Transcribe the entries exactly; images are not part of the copy.
## start Provided data
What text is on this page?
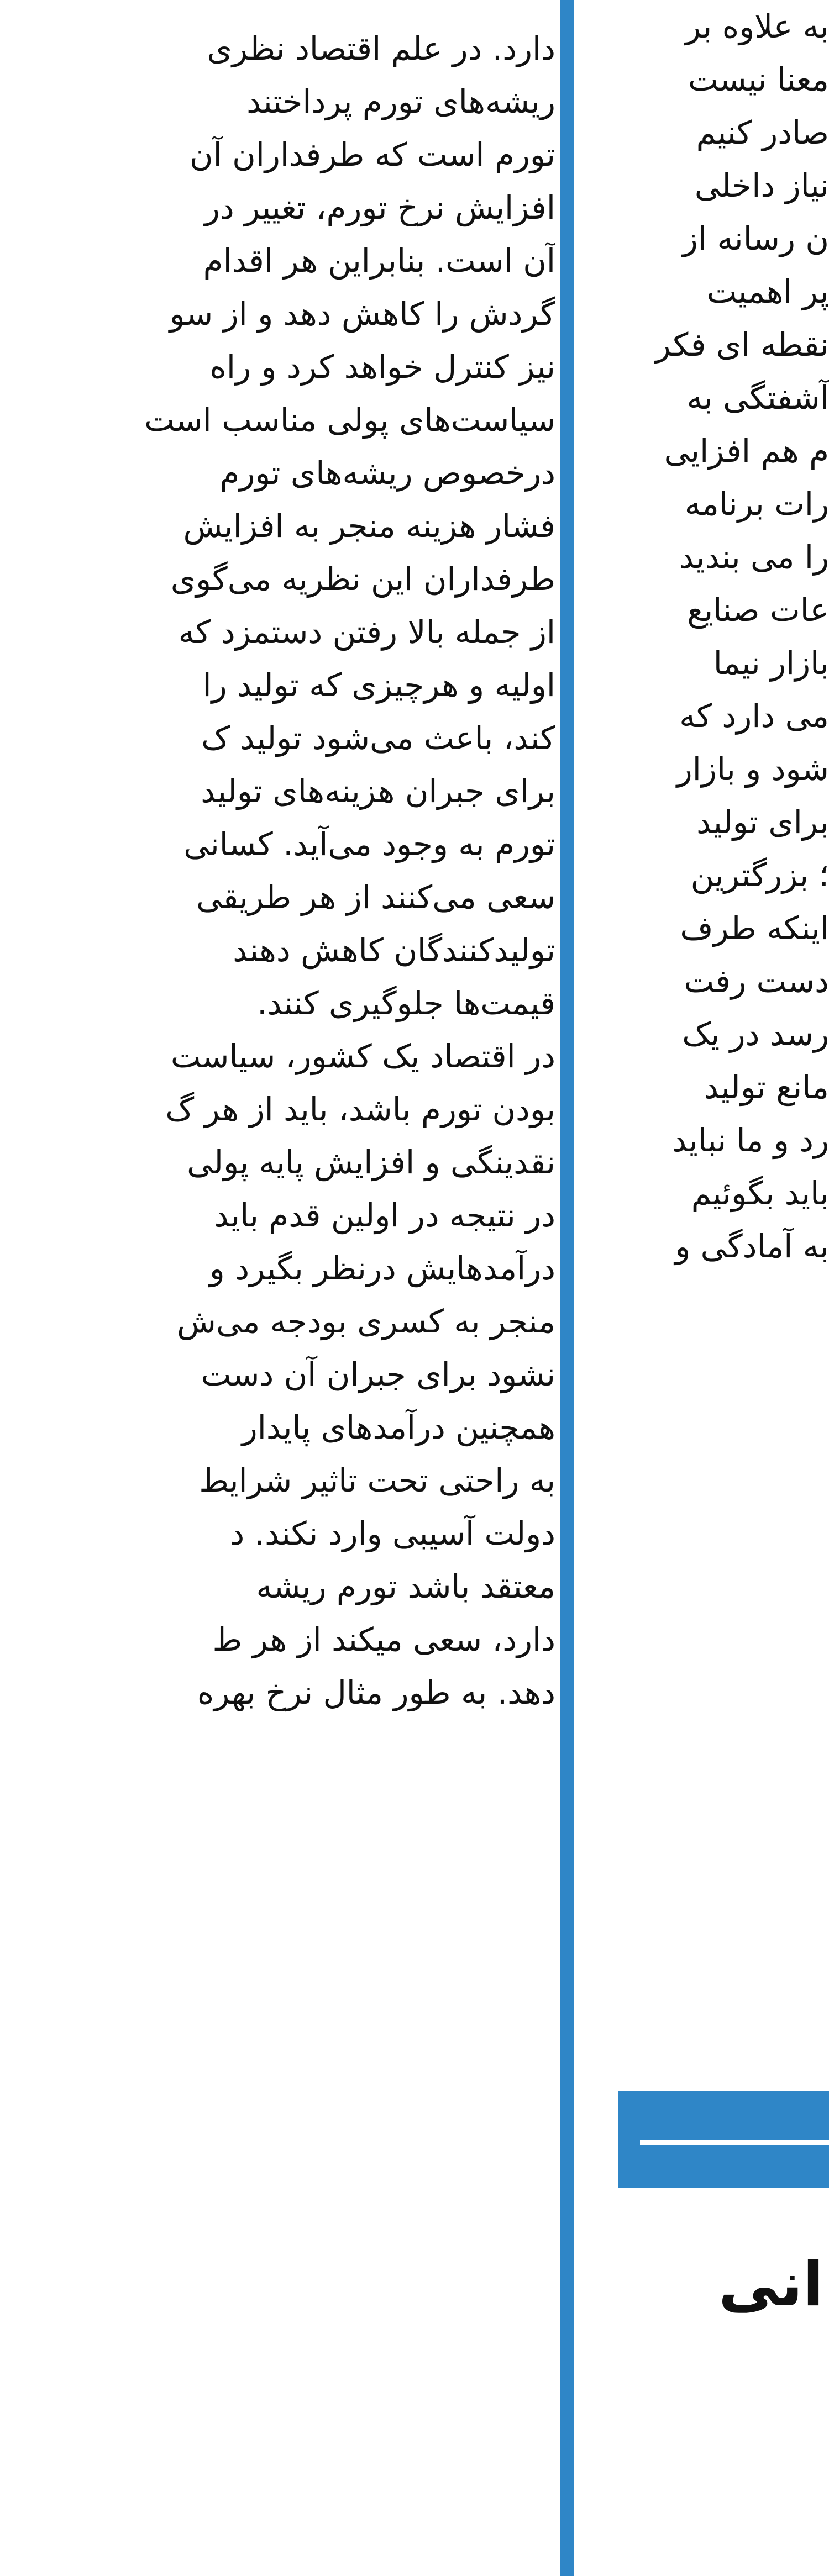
دارد. در علم اقتصاد نظری
ریشه‌های تورم پرداختند
تورم است که طرفداران آن
افزایش نرخ تورم، تغییر در
آن است. بنابراین هر اقدام
گردش را کاهش دهد و از سو
نیز کنترل خواهد کرد و راه
سیاست‌های پولی مناسب است
درخصوص ریشه‌های تورم
فشار هزینه منجر به افزایش
طرفداران این نظریه می‌گوی
از جمله بالا رفتن دستمزد که
اولیه و هرچیزی که تولید را
کند، باعث می‌شود تولید ک
برای جبران هزینه‌های تولید
تورم به وجود می‌آید. کسانی
سعی می‌کنند از هر طریقی
تولیدکنندگان کاهش دهند
قیمت‌ها جلوگیری کنند.
در اقتصاد یک کشور، سیاست
بودن تورم باشد، باید از هر گ
نقدینگی و افزایش پایه پولی
در نتیجه در اولین قدم باید
درآمدهایش درنظر بگیرد و
منجر به کسری بودجه می‌ش
نشود برای جبران آن دست
همچنین درآمدهای پایدار
به راحتی تحت تاثیر شرایط
دولت آسیبی وارد نکند. د
معتقد باشد تورم ریشه
دارد، سعی میکند از هر ط
دهد. به طور مثال نرخ بهره
به علاوه بر
معنا نیست
صادر کنیم
نیاز داخلی
ن رسانه از
پر اهمیت
نقطه ای فکر
آشفتگی به
م هم افزایی
رات برنامه
را می بندید
عات صنایع
بازار نیما
می دارد که
شود و بازار
برای تولید
؛ بزرگترین
اینکه طرف
دست رفت
رسد در یک
مانع تولید
رد و ما نباید
باید بگوئیم
به آمادگی و
انی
## end Provided data
● **Completed task**
What text is on this page?
دارد. در علم اقتصاد نظری
ریشه‌های تورم پرداختند
تورم است که طرفداران آن
افزایش نرخ تورم، تغییر در
آن است. بنابراین هر اقدام
گردش را کاهش دهد و از سو
نیز کنترل خواهد کرد و راه
سیاست‌های پولی مناسب است
درخصوص ریشه‌های تورم
فشار هزینه منجر به افزایش
طرفداران این نظریه می‌گوی
از جمله بالا رفتن دستمزد که
اولیه و هرچیزی که تولید را
کند، باعث می‌شود تولید ک
برای جبران هزینه‌های تولید
تورم به وجود می‌آید. کسانی
سعی می‌کنند از هر طریقی
تولیدکنندگان کاهش دهند
قیمت‌ها جلوگیری کنند.
در اقتصاد یک کشور، سیاست
بودن تورم باشد، باید از هر گ
نقدینگی و افزایش پایه پولی
در نتیجه در اولین قدم باید
درآمدهایش درنظر بگیرد و
منجر به کسری بودجه می‌ش
نشود برای جبران آن دست
همچنین درآمدهای پایدار
به راحتی تحت تاثیر شرایط
دولت آسیبی وارد نکند. د
معتقد باشد تورم ریشه
دارد، سعی میکند از هر ط
دهد. به طور مثال نرخ بهره
به علاوه بر
معنا نیست
صادر کنیم
نیاز داخلی
ن رسانه از
پر اهمیت
نقطه ای فکر
آشفتگی به
م هم افزایی
رات برنامه
را می بندید
عات صنایع
بازار نیما
می دارد که
شود و بازار
برای تولید
؛ بزرگترین
اینکه طرف
دست رفت
رسد در یک
مانع تولید
رد و ما نباید
باید بگوئیم
به آمادگی و
انی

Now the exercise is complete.